** START OF Data extract **

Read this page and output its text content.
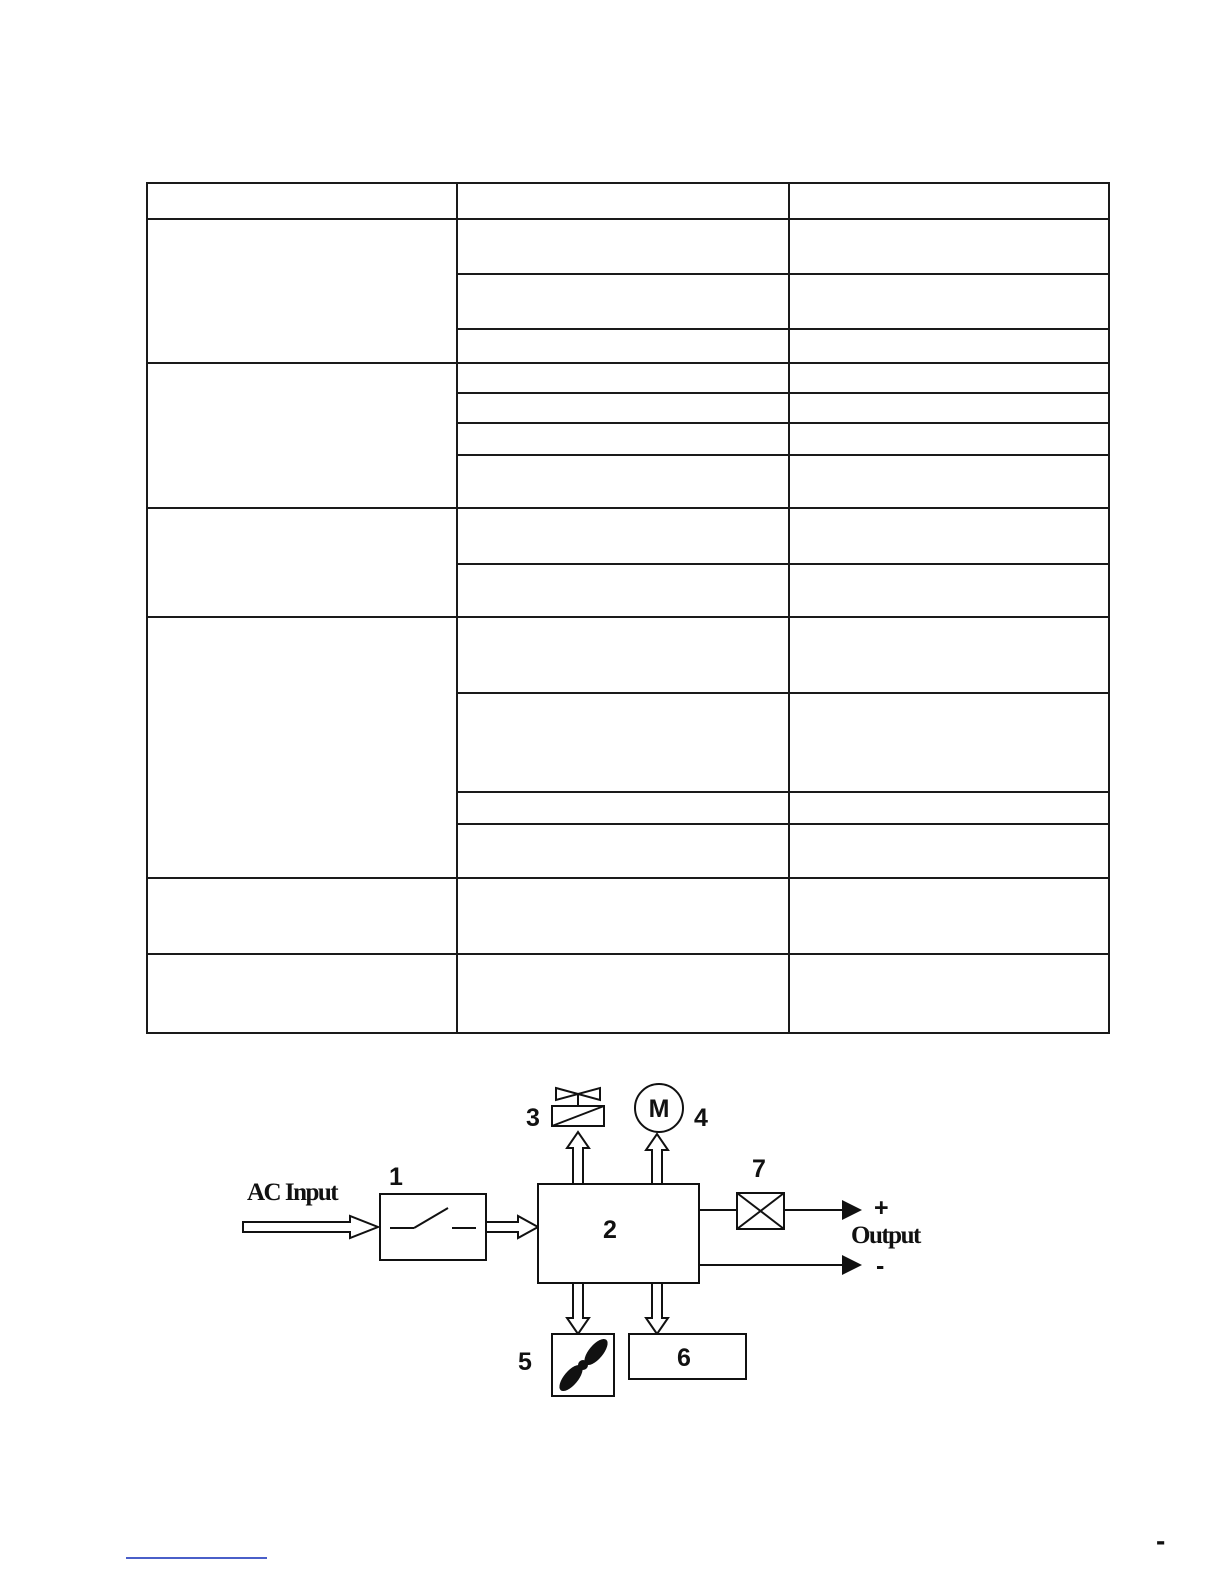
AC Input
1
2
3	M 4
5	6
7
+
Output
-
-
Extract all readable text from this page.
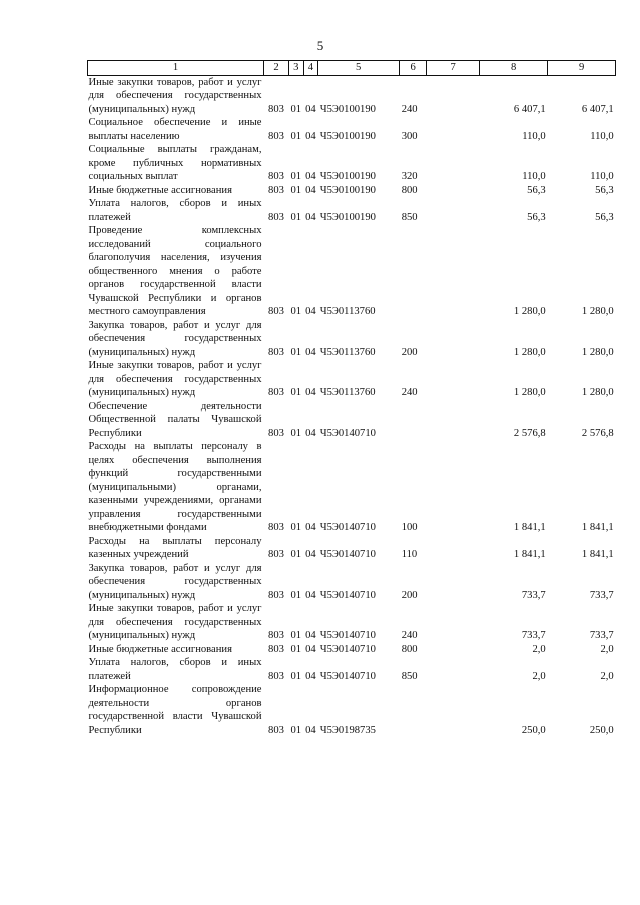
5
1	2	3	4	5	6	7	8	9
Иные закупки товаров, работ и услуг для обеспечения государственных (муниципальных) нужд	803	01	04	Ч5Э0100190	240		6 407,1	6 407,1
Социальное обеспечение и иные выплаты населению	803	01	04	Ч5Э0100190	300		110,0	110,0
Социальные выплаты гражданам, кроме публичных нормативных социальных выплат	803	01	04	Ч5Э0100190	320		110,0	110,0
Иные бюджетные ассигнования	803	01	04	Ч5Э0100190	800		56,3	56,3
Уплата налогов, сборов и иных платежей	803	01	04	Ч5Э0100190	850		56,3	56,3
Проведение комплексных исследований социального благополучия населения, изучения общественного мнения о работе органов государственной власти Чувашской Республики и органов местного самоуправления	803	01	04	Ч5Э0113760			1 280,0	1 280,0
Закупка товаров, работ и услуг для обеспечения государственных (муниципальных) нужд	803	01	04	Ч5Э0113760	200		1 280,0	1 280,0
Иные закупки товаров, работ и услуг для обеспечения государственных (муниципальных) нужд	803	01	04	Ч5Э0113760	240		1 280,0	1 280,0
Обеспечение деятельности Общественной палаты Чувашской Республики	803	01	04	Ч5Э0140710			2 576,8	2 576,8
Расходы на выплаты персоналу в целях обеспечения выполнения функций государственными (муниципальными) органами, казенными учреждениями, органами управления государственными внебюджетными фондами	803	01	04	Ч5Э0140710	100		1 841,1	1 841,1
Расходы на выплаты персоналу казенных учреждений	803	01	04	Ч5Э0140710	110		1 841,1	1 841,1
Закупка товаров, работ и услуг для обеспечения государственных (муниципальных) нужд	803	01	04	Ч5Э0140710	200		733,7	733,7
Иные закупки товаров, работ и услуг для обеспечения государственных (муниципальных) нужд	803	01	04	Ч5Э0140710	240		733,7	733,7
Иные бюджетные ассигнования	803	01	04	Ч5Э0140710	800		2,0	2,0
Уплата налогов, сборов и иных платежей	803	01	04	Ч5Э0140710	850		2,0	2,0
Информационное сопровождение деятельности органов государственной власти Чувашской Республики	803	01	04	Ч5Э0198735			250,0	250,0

** END OF Data extract **

§ **Work required**: Find all the lines containing "власти" in the material, then copy them.

§ **Task output**:
Проведение комплексных исследований социального благополучия населения, изучения общественного мнения о работе органов государственной власти Чувашской Республики и органов местного самоуправления	803	01	04	Ч5Э0113760			1 280,0	1 280,0
Информационное сопровождение деятельности органов государственной власти Чувашской Республики	803	01	04	Ч5Э0198735			250,0	250,0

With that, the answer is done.